Task inputs:
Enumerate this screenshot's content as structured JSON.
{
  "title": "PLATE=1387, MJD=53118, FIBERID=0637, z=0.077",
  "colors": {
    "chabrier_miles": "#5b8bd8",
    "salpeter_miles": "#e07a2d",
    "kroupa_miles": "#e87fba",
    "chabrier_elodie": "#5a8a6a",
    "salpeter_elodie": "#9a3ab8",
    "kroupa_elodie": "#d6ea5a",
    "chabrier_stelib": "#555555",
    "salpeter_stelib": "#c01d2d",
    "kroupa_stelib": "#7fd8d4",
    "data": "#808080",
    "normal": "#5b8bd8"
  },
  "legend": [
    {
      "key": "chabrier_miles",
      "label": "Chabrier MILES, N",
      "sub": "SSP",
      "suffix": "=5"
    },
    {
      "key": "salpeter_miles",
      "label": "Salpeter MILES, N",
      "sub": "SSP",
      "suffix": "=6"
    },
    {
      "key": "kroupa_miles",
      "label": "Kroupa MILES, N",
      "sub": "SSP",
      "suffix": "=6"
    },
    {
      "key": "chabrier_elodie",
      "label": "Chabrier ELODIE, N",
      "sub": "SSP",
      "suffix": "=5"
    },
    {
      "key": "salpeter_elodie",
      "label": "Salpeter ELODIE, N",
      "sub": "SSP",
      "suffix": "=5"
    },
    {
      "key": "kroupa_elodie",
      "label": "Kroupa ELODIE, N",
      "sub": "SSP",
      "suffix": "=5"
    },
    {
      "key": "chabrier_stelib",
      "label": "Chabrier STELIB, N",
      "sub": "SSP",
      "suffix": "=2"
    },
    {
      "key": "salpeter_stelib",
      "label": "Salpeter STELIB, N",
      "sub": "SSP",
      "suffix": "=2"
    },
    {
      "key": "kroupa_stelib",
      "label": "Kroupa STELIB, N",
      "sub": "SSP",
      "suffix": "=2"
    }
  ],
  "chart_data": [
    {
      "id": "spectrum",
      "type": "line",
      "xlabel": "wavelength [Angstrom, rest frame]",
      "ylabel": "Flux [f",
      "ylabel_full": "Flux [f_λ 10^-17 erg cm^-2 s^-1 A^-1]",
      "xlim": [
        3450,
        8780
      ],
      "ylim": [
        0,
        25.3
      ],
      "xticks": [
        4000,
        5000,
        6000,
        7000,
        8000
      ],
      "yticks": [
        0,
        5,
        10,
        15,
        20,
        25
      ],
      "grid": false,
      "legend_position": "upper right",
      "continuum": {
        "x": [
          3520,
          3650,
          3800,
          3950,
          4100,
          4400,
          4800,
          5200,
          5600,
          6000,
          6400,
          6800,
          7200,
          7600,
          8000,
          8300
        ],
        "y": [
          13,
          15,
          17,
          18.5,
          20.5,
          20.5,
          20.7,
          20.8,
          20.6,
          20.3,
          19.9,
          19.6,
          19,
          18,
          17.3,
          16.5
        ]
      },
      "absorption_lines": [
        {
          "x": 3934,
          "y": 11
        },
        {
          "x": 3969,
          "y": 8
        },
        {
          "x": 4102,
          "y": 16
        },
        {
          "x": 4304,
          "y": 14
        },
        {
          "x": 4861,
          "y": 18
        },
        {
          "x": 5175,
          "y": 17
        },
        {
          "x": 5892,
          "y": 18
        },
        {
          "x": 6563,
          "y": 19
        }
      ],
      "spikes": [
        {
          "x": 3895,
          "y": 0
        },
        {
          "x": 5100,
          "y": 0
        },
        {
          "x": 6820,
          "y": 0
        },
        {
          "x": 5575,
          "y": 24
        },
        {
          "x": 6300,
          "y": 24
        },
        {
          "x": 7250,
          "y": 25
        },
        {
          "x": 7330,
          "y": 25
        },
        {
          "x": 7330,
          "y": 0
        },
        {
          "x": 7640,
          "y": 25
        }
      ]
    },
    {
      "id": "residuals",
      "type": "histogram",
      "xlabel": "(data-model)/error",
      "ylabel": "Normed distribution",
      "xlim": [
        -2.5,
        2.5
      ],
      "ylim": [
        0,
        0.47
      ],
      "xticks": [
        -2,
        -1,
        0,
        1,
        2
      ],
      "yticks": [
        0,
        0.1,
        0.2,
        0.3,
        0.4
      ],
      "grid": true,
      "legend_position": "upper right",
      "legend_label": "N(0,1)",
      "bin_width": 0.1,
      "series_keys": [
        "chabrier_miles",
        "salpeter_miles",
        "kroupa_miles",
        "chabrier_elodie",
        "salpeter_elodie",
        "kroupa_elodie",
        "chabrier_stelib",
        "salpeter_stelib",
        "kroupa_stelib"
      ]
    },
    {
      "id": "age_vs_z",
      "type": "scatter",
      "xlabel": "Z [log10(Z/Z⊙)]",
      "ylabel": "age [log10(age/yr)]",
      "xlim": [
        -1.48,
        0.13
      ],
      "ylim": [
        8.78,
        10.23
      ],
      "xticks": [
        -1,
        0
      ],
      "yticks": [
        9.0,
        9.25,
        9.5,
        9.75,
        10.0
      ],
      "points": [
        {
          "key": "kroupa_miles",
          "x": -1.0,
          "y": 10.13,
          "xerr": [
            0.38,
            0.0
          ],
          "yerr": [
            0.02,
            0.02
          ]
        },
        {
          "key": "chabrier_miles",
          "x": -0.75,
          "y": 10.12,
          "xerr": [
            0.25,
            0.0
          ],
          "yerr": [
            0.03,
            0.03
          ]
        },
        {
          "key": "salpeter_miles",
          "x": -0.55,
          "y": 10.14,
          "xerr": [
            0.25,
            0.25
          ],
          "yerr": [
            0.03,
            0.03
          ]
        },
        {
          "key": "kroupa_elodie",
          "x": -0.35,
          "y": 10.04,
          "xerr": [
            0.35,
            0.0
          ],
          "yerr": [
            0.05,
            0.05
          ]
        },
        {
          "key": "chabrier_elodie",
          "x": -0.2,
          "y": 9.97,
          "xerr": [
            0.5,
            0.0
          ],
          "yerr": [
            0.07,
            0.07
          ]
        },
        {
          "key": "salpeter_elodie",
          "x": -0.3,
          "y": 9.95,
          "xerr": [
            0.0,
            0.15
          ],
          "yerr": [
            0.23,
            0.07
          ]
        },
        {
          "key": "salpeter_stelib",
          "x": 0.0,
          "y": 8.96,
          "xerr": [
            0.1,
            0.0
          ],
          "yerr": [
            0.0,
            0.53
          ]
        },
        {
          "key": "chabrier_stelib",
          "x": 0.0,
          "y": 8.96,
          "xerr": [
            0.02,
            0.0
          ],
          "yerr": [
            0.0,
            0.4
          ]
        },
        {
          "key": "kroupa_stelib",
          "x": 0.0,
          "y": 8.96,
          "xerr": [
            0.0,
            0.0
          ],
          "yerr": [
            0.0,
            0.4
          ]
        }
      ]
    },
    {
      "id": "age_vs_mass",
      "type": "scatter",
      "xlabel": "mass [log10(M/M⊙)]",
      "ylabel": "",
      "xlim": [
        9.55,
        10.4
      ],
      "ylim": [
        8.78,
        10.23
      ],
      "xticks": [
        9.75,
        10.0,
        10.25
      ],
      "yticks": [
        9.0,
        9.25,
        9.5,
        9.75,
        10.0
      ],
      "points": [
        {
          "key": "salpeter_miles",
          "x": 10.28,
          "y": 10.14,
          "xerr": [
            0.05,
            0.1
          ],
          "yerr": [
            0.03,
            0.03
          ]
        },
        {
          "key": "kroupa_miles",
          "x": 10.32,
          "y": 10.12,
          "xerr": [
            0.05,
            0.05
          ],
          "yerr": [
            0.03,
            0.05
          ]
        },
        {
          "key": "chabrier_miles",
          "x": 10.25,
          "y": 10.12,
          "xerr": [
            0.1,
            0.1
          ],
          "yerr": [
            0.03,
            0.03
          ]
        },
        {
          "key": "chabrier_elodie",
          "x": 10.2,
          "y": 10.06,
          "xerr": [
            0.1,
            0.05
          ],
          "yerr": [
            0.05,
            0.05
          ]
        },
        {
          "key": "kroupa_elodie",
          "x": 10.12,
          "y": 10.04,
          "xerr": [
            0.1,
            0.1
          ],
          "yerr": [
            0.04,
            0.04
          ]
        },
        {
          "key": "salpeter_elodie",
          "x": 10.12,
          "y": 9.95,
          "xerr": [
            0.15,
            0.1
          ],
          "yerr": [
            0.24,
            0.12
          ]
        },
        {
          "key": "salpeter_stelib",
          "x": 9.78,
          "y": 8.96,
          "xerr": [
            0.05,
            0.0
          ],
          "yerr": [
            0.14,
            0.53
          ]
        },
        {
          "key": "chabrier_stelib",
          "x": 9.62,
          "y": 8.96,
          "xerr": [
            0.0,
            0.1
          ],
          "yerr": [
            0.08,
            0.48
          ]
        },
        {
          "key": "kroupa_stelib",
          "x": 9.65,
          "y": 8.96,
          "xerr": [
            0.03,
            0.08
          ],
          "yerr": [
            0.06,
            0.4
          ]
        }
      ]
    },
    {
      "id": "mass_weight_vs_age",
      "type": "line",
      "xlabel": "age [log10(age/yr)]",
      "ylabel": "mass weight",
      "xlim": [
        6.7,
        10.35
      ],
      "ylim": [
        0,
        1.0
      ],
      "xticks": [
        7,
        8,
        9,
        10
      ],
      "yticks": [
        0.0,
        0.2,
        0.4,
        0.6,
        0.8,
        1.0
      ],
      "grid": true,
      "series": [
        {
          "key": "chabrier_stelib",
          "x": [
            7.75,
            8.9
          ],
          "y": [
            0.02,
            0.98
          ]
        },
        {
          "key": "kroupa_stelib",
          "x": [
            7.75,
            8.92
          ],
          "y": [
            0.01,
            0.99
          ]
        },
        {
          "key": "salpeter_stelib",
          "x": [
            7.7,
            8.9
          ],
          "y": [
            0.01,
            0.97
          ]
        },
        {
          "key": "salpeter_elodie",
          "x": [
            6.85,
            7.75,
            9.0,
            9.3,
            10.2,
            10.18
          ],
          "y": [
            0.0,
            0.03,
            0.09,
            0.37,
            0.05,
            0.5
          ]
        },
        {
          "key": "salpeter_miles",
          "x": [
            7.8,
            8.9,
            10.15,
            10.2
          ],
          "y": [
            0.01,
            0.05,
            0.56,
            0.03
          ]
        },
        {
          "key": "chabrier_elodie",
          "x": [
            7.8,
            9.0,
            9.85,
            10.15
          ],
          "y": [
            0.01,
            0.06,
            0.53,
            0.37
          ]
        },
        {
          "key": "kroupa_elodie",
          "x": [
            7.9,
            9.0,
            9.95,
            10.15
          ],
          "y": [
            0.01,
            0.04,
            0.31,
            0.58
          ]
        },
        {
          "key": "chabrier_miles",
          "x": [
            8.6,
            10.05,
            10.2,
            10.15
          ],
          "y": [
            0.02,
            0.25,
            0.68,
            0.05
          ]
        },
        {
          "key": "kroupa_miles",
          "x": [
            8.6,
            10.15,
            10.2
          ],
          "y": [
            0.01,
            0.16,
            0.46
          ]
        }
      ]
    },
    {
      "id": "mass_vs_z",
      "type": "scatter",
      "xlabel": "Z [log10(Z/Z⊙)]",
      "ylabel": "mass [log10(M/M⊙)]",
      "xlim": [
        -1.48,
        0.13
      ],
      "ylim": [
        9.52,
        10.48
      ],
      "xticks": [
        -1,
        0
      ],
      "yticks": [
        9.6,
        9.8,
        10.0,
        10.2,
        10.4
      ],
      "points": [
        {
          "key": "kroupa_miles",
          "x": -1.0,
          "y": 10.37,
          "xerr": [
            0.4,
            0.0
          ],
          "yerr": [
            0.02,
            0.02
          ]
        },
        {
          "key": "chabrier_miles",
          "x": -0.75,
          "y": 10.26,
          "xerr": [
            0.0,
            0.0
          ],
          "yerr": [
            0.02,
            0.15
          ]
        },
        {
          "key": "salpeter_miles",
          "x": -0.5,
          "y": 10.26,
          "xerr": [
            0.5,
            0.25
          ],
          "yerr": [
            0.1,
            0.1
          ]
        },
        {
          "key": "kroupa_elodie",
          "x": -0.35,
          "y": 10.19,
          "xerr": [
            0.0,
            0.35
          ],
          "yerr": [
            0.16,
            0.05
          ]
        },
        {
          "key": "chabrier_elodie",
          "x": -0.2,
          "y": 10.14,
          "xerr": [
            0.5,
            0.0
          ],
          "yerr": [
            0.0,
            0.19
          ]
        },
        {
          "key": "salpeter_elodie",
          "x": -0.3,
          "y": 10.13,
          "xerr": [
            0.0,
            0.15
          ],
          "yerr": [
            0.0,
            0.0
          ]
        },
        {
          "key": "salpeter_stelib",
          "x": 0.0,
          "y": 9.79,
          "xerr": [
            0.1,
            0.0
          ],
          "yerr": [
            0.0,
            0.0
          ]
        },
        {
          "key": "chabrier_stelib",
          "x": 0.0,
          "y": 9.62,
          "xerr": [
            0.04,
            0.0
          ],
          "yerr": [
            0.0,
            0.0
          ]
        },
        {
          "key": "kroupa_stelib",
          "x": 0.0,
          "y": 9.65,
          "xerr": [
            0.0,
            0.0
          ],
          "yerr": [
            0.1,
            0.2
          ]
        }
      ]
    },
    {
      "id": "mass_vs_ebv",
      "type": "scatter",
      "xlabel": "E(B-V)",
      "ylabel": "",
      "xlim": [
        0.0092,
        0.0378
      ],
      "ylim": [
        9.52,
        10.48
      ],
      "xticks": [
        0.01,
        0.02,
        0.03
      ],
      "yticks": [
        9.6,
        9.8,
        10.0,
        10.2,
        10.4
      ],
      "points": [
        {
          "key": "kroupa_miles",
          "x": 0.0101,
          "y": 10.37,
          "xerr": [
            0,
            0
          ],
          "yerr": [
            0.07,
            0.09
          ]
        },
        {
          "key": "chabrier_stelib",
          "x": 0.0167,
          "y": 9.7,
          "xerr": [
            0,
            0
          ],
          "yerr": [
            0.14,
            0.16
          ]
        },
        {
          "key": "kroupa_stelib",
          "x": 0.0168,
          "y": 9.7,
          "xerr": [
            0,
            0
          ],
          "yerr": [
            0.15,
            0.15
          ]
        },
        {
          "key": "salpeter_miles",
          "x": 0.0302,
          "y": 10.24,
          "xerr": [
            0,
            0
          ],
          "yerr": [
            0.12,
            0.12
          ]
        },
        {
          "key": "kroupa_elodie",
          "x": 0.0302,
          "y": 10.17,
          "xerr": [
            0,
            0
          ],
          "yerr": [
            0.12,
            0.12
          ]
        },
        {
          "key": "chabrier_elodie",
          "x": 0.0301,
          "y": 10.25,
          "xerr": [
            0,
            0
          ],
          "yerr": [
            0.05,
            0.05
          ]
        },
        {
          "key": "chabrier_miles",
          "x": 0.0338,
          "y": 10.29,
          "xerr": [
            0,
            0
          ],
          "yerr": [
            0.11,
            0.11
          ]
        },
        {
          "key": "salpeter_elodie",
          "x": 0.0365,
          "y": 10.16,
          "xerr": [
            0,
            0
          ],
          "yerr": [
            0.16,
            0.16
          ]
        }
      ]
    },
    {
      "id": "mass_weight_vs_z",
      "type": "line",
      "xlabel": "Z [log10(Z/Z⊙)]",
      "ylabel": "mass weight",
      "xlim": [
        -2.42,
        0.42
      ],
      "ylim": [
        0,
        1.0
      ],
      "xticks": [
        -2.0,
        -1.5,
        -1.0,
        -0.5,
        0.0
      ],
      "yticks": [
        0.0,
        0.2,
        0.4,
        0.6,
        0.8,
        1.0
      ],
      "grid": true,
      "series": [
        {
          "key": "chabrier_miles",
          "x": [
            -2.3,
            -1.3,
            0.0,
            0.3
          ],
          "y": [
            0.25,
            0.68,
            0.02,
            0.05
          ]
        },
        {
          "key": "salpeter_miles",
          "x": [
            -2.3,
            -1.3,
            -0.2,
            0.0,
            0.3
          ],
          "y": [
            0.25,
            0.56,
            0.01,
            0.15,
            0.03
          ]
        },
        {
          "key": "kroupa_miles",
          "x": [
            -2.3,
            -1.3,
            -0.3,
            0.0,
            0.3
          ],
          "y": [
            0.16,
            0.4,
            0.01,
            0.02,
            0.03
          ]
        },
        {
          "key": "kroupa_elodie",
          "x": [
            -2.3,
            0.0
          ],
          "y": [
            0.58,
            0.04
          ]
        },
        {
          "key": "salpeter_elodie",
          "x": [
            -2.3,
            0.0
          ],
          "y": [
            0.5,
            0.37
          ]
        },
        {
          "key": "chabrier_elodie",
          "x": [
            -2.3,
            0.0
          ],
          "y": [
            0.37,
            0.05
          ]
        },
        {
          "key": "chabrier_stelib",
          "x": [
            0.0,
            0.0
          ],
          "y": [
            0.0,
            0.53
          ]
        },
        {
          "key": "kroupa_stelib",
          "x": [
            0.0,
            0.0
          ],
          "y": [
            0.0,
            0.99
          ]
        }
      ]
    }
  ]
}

Directions for this task: Return every line above that contains the word "xlabel".

Task answer:
      "xlabel": "wavelength [Angstrom, rest frame]",
      "xlabel": "(data-model)/error",
      "xlabel": "Z [log10(Z/Z⊙)]",
      "xlabel": "mass [log10(M/M⊙)]",
      "xlabel": "age [log10(age/yr)]",
      "xlabel": "Z [log10(Z/Z⊙)]",
      "xlabel": "E(B-V)",
      "xlabel": "Z [log10(Z/Z⊙)]",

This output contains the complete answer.